# THE EXERCISE
The entries below contain pictures. Retype everything except those pictures, exactly as given.

━━━━━━━━━━

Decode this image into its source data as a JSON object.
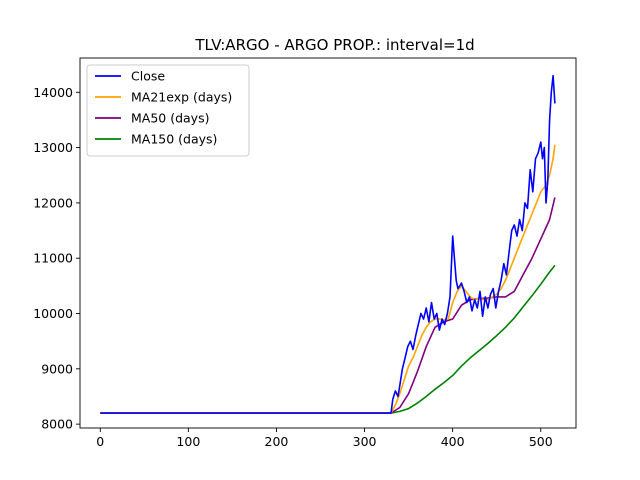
{
  "chart_data": {
    "type": "line",
    "title": "TLV:ARGO - ARGO PROP.: interval=1d",
    "xlabel": "",
    "ylabel": "",
    "xlim": [
      -23,
      540
    ],
    "ylim": [
      7930,
      14620
    ],
    "xticks": [
      0,
      100,
      200,
      300,
      400,
      500
    ],
    "yticks": [
      8000,
      9000,
      10000,
      11000,
      12000,
      13000,
      14000
    ],
    "grid": false,
    "legend": "top-left",
    "series": [
      {
        "name": "Close",
        "color": "#0000ff",
        "x": [
          0,
          100,
          200,
          300,
          330,
          332,
          335,
          338,
          340,
          343,
          346,
          349,
          352,
          355,
          358,
          361,
          364,
          367,
          370,
          373,
          376,
          379,
          382,
          385,
          388,
          391,
          394,
          397,
          400,
          402,
          404,
          406,
          408,
          410,
          413,
          416,
          419,
          422,
          425,
          428,
          431,
          434,
          437,
          440,
          443,
          446,
          449,
          452,
          455,
          458,
          461,
          464,
          467,
          470,
          473,
          476,
          479,
          482,
          485,
          488,
          491,
          494,
          497,
          500,
          502,
          504,
          506,
          508,
          510,
          512,
          514,
          516
        ],
        "values": [
          8200,
          8200,
          8200,
          8200,
          8200,
          8450,
          8600,
          8500,
          8700,
          9000,
          9200,
          9400,
          9500,
          9350,
          9600,
          9800,
          10000,
          9900,
          10100,
          9850,
          10200,
          9900,
          10000,
          9700,
          9900,
          9800,
          10000,
          10300,
          11400,
          11000,
          10600,
          10450,
          10500,
          10550,
          10400,
          10200,
          10300,
          10050,
          10250,
          10100,
          10400,
          9950,
          10300,
          10100,
          10350,
          10450,
          10100,
          10400,
          10600,
          10900,
          10700,
          11100,
          11500,
          11600,
          11400,
          11700,
          11500,
          12000,
          11900,
          12600,
          12200,
          12800,
          12900,
          13100,
          12800,
          13000,
          12000,
          12400,
          13500,
          14000,
          14300,
          13800
        ]
      },
      {
        "name": "MA21exp (days)",
        "color": "#ffa500",
        "x": [
          0,
          100,
          200,
          300,
          330,
          335,
          340,
          345,
          350,
          355,
          360,
          365,
          370,
          375,
          380,
          385,
          390,
          395,
          400,
          405,
          410,
          415,
          420,
          425,
          430,
          435,
          440,
          445,
          450,
          455,
          460,
          465,
          470,
          475,
          480,
          485,
          490,
          495,
          500,
          505,
          510,
          514,
          516
        ],
        "values": [
          8200,
          8200,
          8200,
          8200,
          8200,
          8350,
          8550,
          8800,
          9050,
          9200,
          9400,
          9600,
          9750,
          9850,
          9900,
          9900,
          9880,
          9900,
          10200,
          10400,
          10500,
          10400,
          10300,
          10250,
          10280,
          10250,
          10250,
          10300,
          10350,
          10450,
          10600,
          10800,
          11000,
          11200,
          11400,
          11600,
          11800,
          12000,
          12200,
          12300,
          12500,
          12800,
          13050
        ]
      },
      {
        "name": "MA50 (days)",
        "color": "#800080",
        "x": [
          0,
          100,
          200,
          300,
          330,
          340,
          350,
          360,
          370,
          380,
          390,
          400,
          410,
          420,
          430,
          440,
          450,
          460,
          470,
          480,
          490,
          500,
          510,
          516
        ],
        "values": [
          8200,
          8200,
          8200,
          8200,
          8200,
          8300,
          8550,
          8950,
          9400,
          9750,
          9850,
          9900,
          10150,
          10250,
          10270,
          10280,
          10300,
          10300,
          10400,
          10700,
          11000,
          11350,
          11700,
          12100
        ]
      },
      {
        "name": "MA150 (days)",
        "color": "#008000",
        "x": [
          0,
          100,
          200,
          300,
          330,
          340,
          350,
          360,
          370,
          380,
          390,
          400,
          410,
          420,
          430,
          440,
          450,
          460,
          470,
          480,
          490,
          500,
          510,
          516
        ],
        "values": [
          8200,
          8200,
          8200,
          8200,
          8200,
          8230,
          8280,
          8380,
          8500,
          8630,
          8750,
          8880,
          9050,
          9200,
          9330,
          9460,
          9600,
          9750,
          9920,
          10120,
          10320,
          10530,
          10750,
          10870
        ]
      }
    ]
  }
}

━━━━━━━━━━

# CORRECT ANSWER
Decode this image into its source data as a JSON object.
{
  "chart_data": {
    "type": "line",
    "title": "TLV:ARGO - ARGO PROP.: interval=1d",
    "xlabel": "",
    "ylabel": "",
    "xlim": [
      -23,
      540
    ],
    "ylim": [
      7930,
      14620
    ],
    "xticks": [
      0,
      100,
      200,
      300,
      400,
      500
    ],
    "yticks": [
      8000,
      9000,
      10000,
      11000,
      12000,
      13000,
      14000
    ],
    "grid": false,
    "legend": "top-left",
    "series": [
      {
        "name": "Close",
        "color": "#0000ff",
        "x": [
          0,
          100,
          200,
          300,
          330,
          332,
          335,
          338,
          340,
          343,
          346,
          349,
          352,
          355,
          358,
          361,
          364,
          367,
          370,
          373,
          376,
          379,
          382,
          385,
          388,
          391,
          394,
          397,
          400,
          402,
          404,
          406,
          408,
          410,
          413,
          416,
          419,
          422,
          425,
          428,
          431,
          434,
          437,
          440,
          443,
          446,
          449,
          452,
          455,
          458,
          461,
          464,
          467,
          470,
          473,
          476,
          479,
          482,
          485,
          488,
          491,
          494,
          497,
          500,
          502,
          504,
          506,
          508,
          510,
          512,
          514,
          516
        ],
        "values": [
          8200,
          8200,
          8200,
          8200,
          8200,
          8450,
          8600,
          8500,
          8700,
          9000,
          9200,
          9400,
          9500,
          9350,
          9600,
          9800,
          10000,
          9900,
          10100,
          9850,
          10200,
          9900,
          10000,
          9700,
          9900,
          9800,
          10000,
          10300,
          11400,
          11000,
          10600,
          10450,
          10500,
          10550,
          10400,
          10200,
          10300,
          10050,
          10250,
          10100,
          10400,
          9950,
          10300,
          10100,
          10350,
          10450,
          10100,
          10400,
          10600,
          10900,
          10700,
          11100,
          11500,
          11600,
          11400,
          11700,
          11500,
          12000,
          11900,
          12600,
          12200,
          12800,
          12900,
          13100,
          12800,
          13000,
          12000,
          12400,
          13500,
          14000,
          14300,
          13800
        ]
      },
      {
        "name": "MA21exp (days)",
        "color": "#ffa500",
        "x": [
          0,
          100,
          200,
          300,
          330,
          335,
          340,
          345,
          350,
          355,
          360,
          365,
          370,
          375,
          380,
          385,
          390,
          395,
          400,
          405,
          410,
          415,
          420,
          425,
          430,
          435,
          440,
          445,
          450,
          455,
          460,
          465,
          470,
          475,
          480,
          485,
          490,
          495,
          500,
          505,
          510,
          514,
          516
        ],
        "values": [
          8200,
          8200,
          8200,
          8200,
          8200,
          8350,
          8550,
          8800,
          9050,
          9200,
          9400,
          9600,
          9750,
          9850,
          9900,
          9900,
          9880,
          9900,
          10200,
          10400,
          10500,
          10400,
          10300,
          10250,
          10280,
          10250,
          10250,
          10300,
          10350,
          10450,
          10600,
          10800,
          11000,
          11200,
          11400,
          11600,
          11800,
          12000,
          12200,
          12300,
          12500,
          12800,
          13050
        ]
      },
      {
        "name": "MA50 (days)",
        "color": "#800080",
        "x": [
          0,
          100,
          200,
          300,
          330,
          340,
          350,
          360,
          370,
          380,
          390,
          400,
          410,
          420,
          430,
          440,
          450,
          460,
          470,
          480,
          490,
          500,
          510,
          516
        ],
        "values": [
          8200,
          8200,
          8200,
          8200,
          8200,
          8300,
          8550,
          8950,
          9400,
          9750,
          9850,
          9900,
          10150,
          10250,
          10270,
          10280,
          10300,
          10300,
          10400,
          10700,
          11000,
          11350,
          11700,
          12100
        ]
      },
      {
        "name": "MA150 (days)",
        "color": "#008000",
        "x": [
          0,
          100,
          200,
          300,
          330,
          340,
          350,
          360,
          370,
          380,
          390,
          400,
          410,
          420,
          430,
          440,
          450,
          460,
          470,
          480,
          490,
          500,
          510,
          516
        ],
        "values": [
          8200,
          8200,
          8200,
          8200,
          8200,
          8230,
          8280,
          8380,
          8500,
          8630,
          8750,
          8880,
          9050,
          9200,
          9330,
          9460,
          9600,
          9750,
          9920,
          10120,
          10320,
          10530,
          10750,
          10870
        ]
      }
    ]
  }
}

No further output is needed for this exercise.